**TASK PROMPT:**
Each line of the material must be returned exactly.

»»

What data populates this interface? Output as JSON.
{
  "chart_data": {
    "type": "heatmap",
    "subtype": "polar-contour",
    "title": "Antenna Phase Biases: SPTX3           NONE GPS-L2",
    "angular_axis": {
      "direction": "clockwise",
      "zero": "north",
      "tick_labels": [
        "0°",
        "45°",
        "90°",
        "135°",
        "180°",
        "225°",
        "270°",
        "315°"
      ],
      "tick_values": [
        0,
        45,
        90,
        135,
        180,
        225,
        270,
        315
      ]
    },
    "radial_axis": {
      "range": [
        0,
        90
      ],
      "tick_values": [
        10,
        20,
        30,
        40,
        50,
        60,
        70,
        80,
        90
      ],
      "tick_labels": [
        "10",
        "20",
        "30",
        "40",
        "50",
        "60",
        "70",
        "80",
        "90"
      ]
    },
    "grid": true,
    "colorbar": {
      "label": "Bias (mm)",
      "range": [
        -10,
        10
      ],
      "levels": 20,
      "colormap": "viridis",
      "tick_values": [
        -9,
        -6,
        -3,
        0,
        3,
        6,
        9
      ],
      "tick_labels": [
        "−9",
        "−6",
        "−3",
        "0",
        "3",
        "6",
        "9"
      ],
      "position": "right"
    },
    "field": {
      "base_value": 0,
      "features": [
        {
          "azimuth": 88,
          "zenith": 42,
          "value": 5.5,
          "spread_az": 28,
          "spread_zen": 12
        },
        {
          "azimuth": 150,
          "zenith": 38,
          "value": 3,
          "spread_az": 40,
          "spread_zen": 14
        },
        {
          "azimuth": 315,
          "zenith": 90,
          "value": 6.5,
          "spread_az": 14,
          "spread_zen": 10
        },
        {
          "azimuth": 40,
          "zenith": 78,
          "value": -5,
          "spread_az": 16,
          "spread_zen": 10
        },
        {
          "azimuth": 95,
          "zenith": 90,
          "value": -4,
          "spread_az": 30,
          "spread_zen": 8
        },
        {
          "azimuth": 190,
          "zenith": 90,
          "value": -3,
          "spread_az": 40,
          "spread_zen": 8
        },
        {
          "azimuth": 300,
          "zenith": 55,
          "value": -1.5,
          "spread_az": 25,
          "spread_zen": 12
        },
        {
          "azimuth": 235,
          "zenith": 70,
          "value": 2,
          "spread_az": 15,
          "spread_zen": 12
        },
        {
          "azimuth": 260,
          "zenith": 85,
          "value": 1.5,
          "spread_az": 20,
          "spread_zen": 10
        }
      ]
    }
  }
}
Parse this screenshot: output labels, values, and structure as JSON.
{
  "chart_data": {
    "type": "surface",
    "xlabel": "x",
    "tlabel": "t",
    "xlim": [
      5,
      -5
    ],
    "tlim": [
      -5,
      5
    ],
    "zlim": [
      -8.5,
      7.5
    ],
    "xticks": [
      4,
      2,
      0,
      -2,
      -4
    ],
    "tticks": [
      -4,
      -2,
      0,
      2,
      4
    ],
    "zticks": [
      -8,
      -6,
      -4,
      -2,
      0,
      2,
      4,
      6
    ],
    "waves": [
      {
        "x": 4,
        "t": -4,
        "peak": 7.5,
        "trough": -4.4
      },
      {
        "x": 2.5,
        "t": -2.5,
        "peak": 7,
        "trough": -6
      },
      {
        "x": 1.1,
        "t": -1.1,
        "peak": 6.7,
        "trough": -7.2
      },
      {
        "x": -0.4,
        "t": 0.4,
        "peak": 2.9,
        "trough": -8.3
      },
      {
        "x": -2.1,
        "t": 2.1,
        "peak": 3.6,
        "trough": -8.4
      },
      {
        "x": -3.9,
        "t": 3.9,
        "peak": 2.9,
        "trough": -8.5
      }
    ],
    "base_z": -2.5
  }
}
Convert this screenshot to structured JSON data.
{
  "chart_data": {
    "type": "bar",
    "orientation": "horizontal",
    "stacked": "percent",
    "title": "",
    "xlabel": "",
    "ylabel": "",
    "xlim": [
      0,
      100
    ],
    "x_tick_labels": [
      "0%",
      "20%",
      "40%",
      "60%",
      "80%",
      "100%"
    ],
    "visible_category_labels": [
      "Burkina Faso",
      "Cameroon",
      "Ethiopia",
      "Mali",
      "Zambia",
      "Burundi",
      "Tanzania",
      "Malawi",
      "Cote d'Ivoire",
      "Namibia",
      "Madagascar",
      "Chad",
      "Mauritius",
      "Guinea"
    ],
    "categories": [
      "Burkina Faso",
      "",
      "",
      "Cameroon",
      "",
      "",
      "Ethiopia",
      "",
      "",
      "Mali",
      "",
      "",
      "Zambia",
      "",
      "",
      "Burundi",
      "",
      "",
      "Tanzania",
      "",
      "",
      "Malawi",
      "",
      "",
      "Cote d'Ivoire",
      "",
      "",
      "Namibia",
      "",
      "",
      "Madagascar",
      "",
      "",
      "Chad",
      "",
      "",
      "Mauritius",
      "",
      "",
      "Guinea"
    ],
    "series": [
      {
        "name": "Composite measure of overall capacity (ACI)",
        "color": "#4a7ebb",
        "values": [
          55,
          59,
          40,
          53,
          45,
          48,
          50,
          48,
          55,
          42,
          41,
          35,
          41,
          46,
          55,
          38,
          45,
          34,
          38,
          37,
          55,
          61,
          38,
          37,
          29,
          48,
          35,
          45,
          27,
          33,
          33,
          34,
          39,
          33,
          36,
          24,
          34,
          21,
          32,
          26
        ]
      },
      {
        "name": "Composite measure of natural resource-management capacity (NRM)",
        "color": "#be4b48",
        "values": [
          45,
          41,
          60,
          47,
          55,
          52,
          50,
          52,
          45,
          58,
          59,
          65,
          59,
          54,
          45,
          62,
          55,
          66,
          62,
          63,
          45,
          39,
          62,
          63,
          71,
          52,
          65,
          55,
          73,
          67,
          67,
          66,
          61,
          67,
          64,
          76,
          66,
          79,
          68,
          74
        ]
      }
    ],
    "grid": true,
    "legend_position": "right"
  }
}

««

**WRITTEN SOLUTION:**
What data populates this interface? Output as JSON.
{
  "chart_data": {
    "type": "heatmap",
    "subtype": "polar-contour",
    "title": "Antenna Phase Biases: SPTX3           NONE GPS-L2",
    "angular_axis": {
      "direction": "clockwise",
      "zero": "north",
      "tick_labels": [
        "0°",
        "45°",
        "90°",
        "135°",
        "180°",
        "225°",
        "270°",
        "315°"
      ],
      "tick_values": [
        0,
        45,
        90,
        135,
        180,
        225,
        270,
        315
      ]
    },
    "radial_axis": {
      "range": [
        0,
        90
      ],
      "tick_values": [
        10,
        20,
        30,
        40,
        50,
        60,
        70,
        80,
        90
      ],
      "tick_labels": [
        "10",
        "20",
        "30",
        "40",
        "50",
        "60",
        "70",
        "80",
        "90"
      ]
    },
    "grid": true,
    "colorbar": {
      "label": "Bias (mm)",
      "range": [
        -10,
        10
      ],
      "levels": 20,
      "colormap": "viridis",
      "tick_values": [
        -9,
        -6,
        -3,
        0,
        3,
        6,
        9
      ],
      "tick_labels": [
        "−9",
        "−6",
        "−3",
        "0",
        "3",
        "6",
        "9"
      ],
      "position": "right"
    },
    "field": {
      "base_value": 0,
      "features": [
        {
          "azimuth": 88,
          "zenith": 42,
          "value": 5.5,
          "spread_az": 28,
          "spread_zen": 12
        },
        {
          "azimuth": 150,
          "zenith": 38,
          "value": 3,
          "spread_az": 40,
          "spread_zen": 14
        },
        {
          "azimuth": 315,
          "zenith": 90,
          "value": 6.5,
          "spread_az": 14,
          "spread_zen": 10
        },
        {
          "azimuth": 40,
          "zenith": 78,
          "value": -5,
          "spread_az": 16,
          "spread_zen": 10
        },
        {
          "azimuth": 95,
          "zenith": 90,
          "value": -4,
          "spread_az": 30,
          "spread_zen": 8
        },
        {
          "azimuth": 190,
          "zenith": 90,
          "value": -3,
          "spread_az": 40,
          "spread_zen": 8
        },
        {
          "azimuth": 300,
          "zenith": 55,
          "value": -1.5,
          "spread_az": 25,
          "spread_zen": 12
        },
        {
          "azimuth": 235,
          "zenith": 70,
          "value": 2,
          "spread_az": 15,
          "spread_zen": 12
        },
        {
          "azimuth": 260,
          "zenith": 85,
          "value": 1.5,
          "spread_az": 20,
          "spread_zen": 10
        }
      ]
    }
  }
}
Parse this screenshot: output labels, values, and structure as JSON.
{
  "chart_data": {
    "type": "surface",
    "xlabel": "x",
    "tlabel": "t",
    "xlim": [
      5,
      -5
    ],
    "tlim": [
      -5,
      5
    ],
    "zlim": [
      -8.5,
      7.5
    ],
    "xticks": [
      4,
      2,
      0,
      -2,
      -4
    ],
    "tticks": [
      -4,
      -2,
      0,
      2,
      4
    ],
    "zticks": [
      -8,
      -6,
      -4,
      -2,
      0,
      2,
      4,
      6
    ],
    "waves": [
      {
        "x": 4,
        "t": -4,
        "peak": 7.5,
        "trough": -4.4
      },
      {
        "x": 2.5,
        "t": -2.5,
        "peak": 7,
        "trough": -6
      },
      {
        "x": 1.1,
        "t": -1.1,
        "peak": 6.7,
        "trough": -7.2
      },
      {
        "x": -0.4,
        "t": 0.4,
        "peak": 2.9,
        "trough": -8.3
      },
      {
        "x": -2.1,
        "t": 2.1,
        "peak": 3.6,
        "trough": -8.4
      },
      {
        "x": -3.9,
        "t": 3.9,
        "peak": 2.9,
        "trough": -8.5
      }
    ],
    "base_z": -2.5
  }
}
Convert this screenshot to structured JSON data.
{
  "chart_data": {
    "type": "bar",
    "orientation": "horizontal",
    "stacked": "percent",
    "title": "",
    "xlabel": "",
    "ylabel": "",
    "xlim": [
      0,
      100
    ],
    "x_tick_labels": [
      "0%",
      "20%",
      "40%",
      "60%",
      "80%",
      "100%"
    ],
    "visible_category_labels": [
      "Burkina Faso",
      "Cameroon",
      "Ethiopia",
      "Mali",
      "Zambia",
      "Burundi",
      "Tanzania",
      "Malawi",
      "Cote d'Ivoire",
      "Namibia",
      "Madagascar",
      "Chad",
      "Mauritius",
      "Guinea"
    ],
    "categories": [
      "Burkina Faso",
      "",
      "",
      "Cameroon",
      "",
      "",
      "Ethiopia",
      "",
      "",
      "Mali",
      "",
      "",
      "Zambia",
      "",
      "",
      "Burundi",
      "",
      "",
      "Tanzania",
      "",
      "",
      "Malawi",
      "",
      "",
      "Cote d'Ivoire",
      "",
      "",
      "Namibia",
      "",
      "",
      "Madagascar",
      "",
      "",
      "Chad",
      "",
      "",
      "Mauritius",
      "",
      "",
      "Guinea"
    ],
    "series": [
      {
        "name": "Composite measure of overall capacity (ACI)",
        "color": "#4a7ebb",
        "values": [
          55,
          59,
          40,
          53,
          45,
          48,
          50,
          48,
          55,
          42,
          41,
          35,
          41,
          46,
          55,
          38,
          45,
          34,
          38,
          37,
          55,
          61,
          38,
          37,
          29,
          48,
          35,
          45,
          27,
          33,
          33,
          34,
          39,
          33,
          36,
          24,
          34,
          21,
          32,
          26
        ]
      },
      {
        "name": "Composite measure of natural resource-management capacity (NRM)",
        "color": "#be4b48",
        "values": [
          45,
          41,
          60,
          47,
          55,
          52,
          50,
          52,
          45,
          58,
          59,
          65,
          59,
          54,
          45,
          62,
          55,
          66,
          62,
          63,
          45,
          39,
          62,
          63,
          71,
          52,
          65,
          55,
          73,
          67,
          67,
          66,
          61,
          67,
          64,
          76,
          66,
          79,
          68,
          74
        ]
      }
    ],
    "grid": true,
    "legend_position": "right"
  }
}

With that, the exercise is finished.